### EXERCISE OBJECTIVE
Write out each entry, exactly the way it appears.

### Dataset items
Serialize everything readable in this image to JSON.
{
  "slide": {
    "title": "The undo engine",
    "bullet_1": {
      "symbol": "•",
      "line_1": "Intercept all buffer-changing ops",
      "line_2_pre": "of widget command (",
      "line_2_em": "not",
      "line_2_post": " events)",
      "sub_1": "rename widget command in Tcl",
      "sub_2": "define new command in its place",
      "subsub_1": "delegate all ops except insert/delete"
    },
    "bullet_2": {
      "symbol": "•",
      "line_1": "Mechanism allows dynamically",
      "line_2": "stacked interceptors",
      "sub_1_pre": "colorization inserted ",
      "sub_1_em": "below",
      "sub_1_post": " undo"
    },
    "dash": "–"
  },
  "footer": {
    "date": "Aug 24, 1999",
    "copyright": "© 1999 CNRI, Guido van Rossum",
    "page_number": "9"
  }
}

### CORRECT RESPONSE
Serialize everything readable in this image to JSON.
{
  "slide": {
    "title": "The undo engine",
    "bullet_1": {
      "symbol": "•",
      "line_1": "Intercept all buffer-changing ops",
      "line_2_pre": "of widget command (",
      "line_2_em": "not",
      "line_2_post": " events)",
      "sub_1": "rename widget command in Tcl",
      "sub_2": "define new command in its place",
      "subsub_1": "delegate all ops except insert/delete"
    },
    "bullet_2": {
      "symbol": "•",
      "line_1": "Mechanism allows dynamically",
      "line_2": "stacked interceptors",
      "sub_1_pre": "colorization inserted ",
      "sub_1_em": "below",
      "sub_1_post": " undo"
    },
    "dash": "–"
  },
  "footer": {
    "date": "Aug 24, 1999",
    "copyright": "© 1999 CNRI, Guido van Rossum",
    "page_number": "9"
  }
}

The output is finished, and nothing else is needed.